### Excerpt from a dataset:
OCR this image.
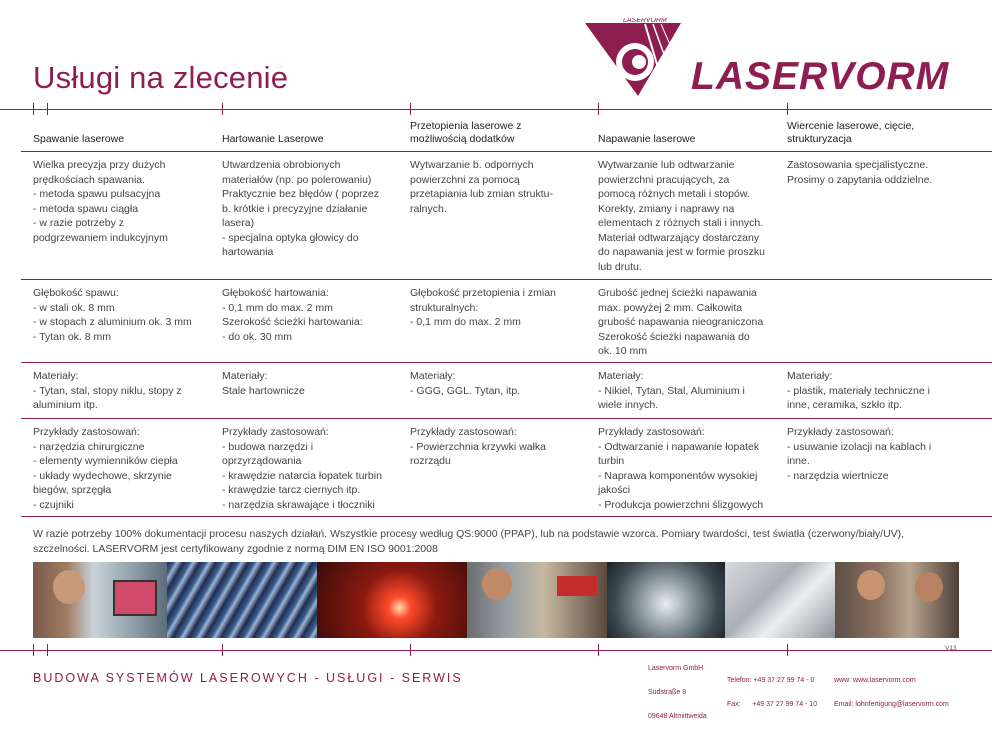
Usługi na zlecenie
LASERVORM
LASERVORM
Spawanie laserowe	Hartowanie Laserowe
Przetopienia laserowe z
możliwością dodatków	Napawanie laserowe
Wiercenie laserowe, cięcie,
strukturyzacja
Wielka precyzja przy dużych
prędkościach spawania.
- metoda spawu pulsacyjna
- metoda spawu ciągła
- w razie potrzeby z
podgrzewaniem indukcyjnym
Utwardzenia obrobionych
materiałów (np. po polerowaniu)
Praktycznie bez błędów ( poprzez
b. krótkie i precyzyjne działanie
lasera)
- specjalna optyka głowicy do
hartowania
Wytwarzanie b. odpornych
powierzchni za pomocą
przetapiania lub zmian struktu-
ralnych.
Wytwarzanie lub odtwarzanie
powierzchni pracujących, za
pomocą różnych metali i stopów.
Korekty, zmiany i naprawy na
elementach z różnych stali i innych.
Materiał odtwarzający dostarczany
do napawania jest w formie proszku
lub drutu.
Zastosowania specjalistyczne.
Prosimy o zapytania oddzielne.
Głębokość spawu:
- w stali ok. 8 mm
- w stopach z aluminium ok. 3 mm
- Tytan ok. 8 mm
Głębokość hartowania:
- 0,1 mm do max. 2 mm
Szerokość ścieżki hartowania:
- do ok. 30 mm
Głębokość przetopienia i zmian
strukturalnych:
- 0,1 mm do max. 2 mm
Grubość jednej ścieżki napawania
max. powyżej 2 mm. Całkowita
grubość napawania nieograniczona
Szerokość ścieżki napawania do
ok. 10 mm
Materiały:
- Tytan, stal, stopy niklu, stopy z
aluminium itp.
Materiały:
Stale hartownicze
Materiały:
- GGG, GGL. Tytan, itp.
Materiały:
- Nikiel, Tytan, Stal, Aluminium i
wiele innych.
Materiały:
- plastik, materiały techniczne i
inne, ceramika, szkło itp.
Przykłady zastosowań:
- narzędzia chirurgiczne
- elementy wymienników ciepła
- układy wydechowe, skrzynie
biegów, sprzęgła
- czujniki
Przykłady zastosowań:
- budowa narzędzi i
oprzyrządowania
- krawędzie natarcia łopatek turbin
- krawędzie tarcz ciernych itp.
- narzędzia skrawające i tłoczniki
Przykłady zastosowań:
- Powierzchnia krzywki wałka
rozrządu
Przykłady zastosowań:
- Odtwarzanie i napawanie łopatek
turbin
- Naprawa komponentów wysokiej
jakości
- Produkcja powierzchni ślizgowych
Przykłady zastosowań:
- usuwanie izolacji na kablach i
inne.
- narzędzia wiertnicze
W razie potrzeby 100% dokumentacji procesu naszych działań. Wszystkie procesy według QS:9000 (PPAP), lub na podstawie wzorca. Pomiary twardości, test światła (czerwony/biały/UV), szczelności. LASERVORM jest certyfikowany zgodnie z normą DIM EN ISO 9001:2008
V13
BUDOWA SYSTEMÓW LASEROWYCH - USŁUGI - SERWIS

Laservorm GmbH

Südstraße 8

09648 Altmittweida

Telefon: +49 37 27 99 74 - 0

Fax:      +49 37 27 99 74 - 10

www: www.laservorm.com

Email: lohnfertigung@laservorm.com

### What is asked:
Do not include the images; transcribe the rest of the listing exactly.

### Final answer:
OCR this image.
Usługi na zlecenie
LASERVORM
LASERVORM
Spawanie laserowe	Hartowanie Laserowe
Przetopienia laserowe z
możliwością dodatków	Napawanie laserowe
Wiercenie laserowe, cięcie,
strukturyzacja
Wielka precyzja przy dużych
prędkościach spawania.
- metoda spawu pulsacyjna
- metoda spawu ciągła
- w razie potrzeby z
podgrzewaniem indukcyjnym
Utwardzenia obrobionych
materiałów (np. po polerowaniu)
Praktycznie bez błędów ( poprzez
b. krótkie i precyzyjne działanie
lasera)
- specjalna optyka głowicy do
hartowania
Wytwarzanie b. odpornych
powierzchni za pomocą
przetapiania lub zmian struktu-
ralnych.
Wytwarzanie lub odtwarzanie
powierzchni pracujących, za
pomocą różnych metali i stopów.
Korekty, zmiany i naprawy na
elementach z różnych stali i innych.
Materiał odtwarzający dostarczany
do napawania jest w formie proszku
lub drutu.
Zastosowania specjalistyczne.
Prosimy o zapytania oddzielne.
Głębokość spawu:
- w stali ok. 8 mm
- w stopach z aluminium ok. 3 mm
- Tytan ok. 8 mm
Głębokość hartowania:
- 0,1 mm do max. 2 mm
Szerokość ścieżki hartowania:
- do ok. 30 mm
Głębokość przetopienia i zmian
strukturalnych:
- 0,1 mm do max. 2 mm
Grubość jednej ścieżki napawania
max. powyżej 2 mm. Całkowita
grubość napawania nieograniczona
Szerokość ścieżki napawania do
ok. 10 mm
Materiały:
- Tytan, stal, stopy niklu, stopy z
aluminium itp.
Materiały:
Stale hartownicze
Materiały:
- GGG, GGL. Tytan, itp.
Materiały:
- Nikiel, Tytan, Stal, Aluminium i
wiele innych.
Materiały:
- plastik, materiały techniczne i
inne, ceramika, szkło itp.
Przykłady zastosowań:
- narzędzia chirurgiczne
- elementy wymienników ciepła
- układy wydechowe, skrzynie
biegów, sprzęgła
- czujniki
Przykłady zastosowań:
- budowa narzędzi i
oprzyrządowania
- krawędzie natarcia łopatek turbin
- krawędzie tarcz ciernych itp.
- narzędzia skrawające i tłoczniki
Przykłady zastosowań:
- Powierzchnia krzywki wałka
rozrządu
Przykłady zastosowań:
- Odtwarzanie i napawanie łopatek
turbin
- Naprawa komponentów wysokiej
jakości
- Produkcja powierzchni ślizgowych
Przykłady zastosowań:
- usuwanie izolacji na kablach i
inne.
- narzędzia wiertnicze
W razie potrzeby 100% dokumentacji procesu naszych działań. Wszystkie procesy według QS:9000 (PPAP), lub na podstawie wzorca. Pomiary twardości, test światła (czerwony/biały/UV), szczelności. LASERVORM jest certyfikowany zgodnie z normą DIM EN ISO 9001:2008
V13
BUDOWA SYSTEMÓW LASEROWYCH - USŁUGI - SERWIS

Laservorm GmbH

Südstraße 8

09648 Altmittweida

Telefon: +49 37 27 99 74 - 0

Fax:      +49 37 27 99 74 - 10

www: www.laservorm.com

Email: lohnfertigung@laservorm.com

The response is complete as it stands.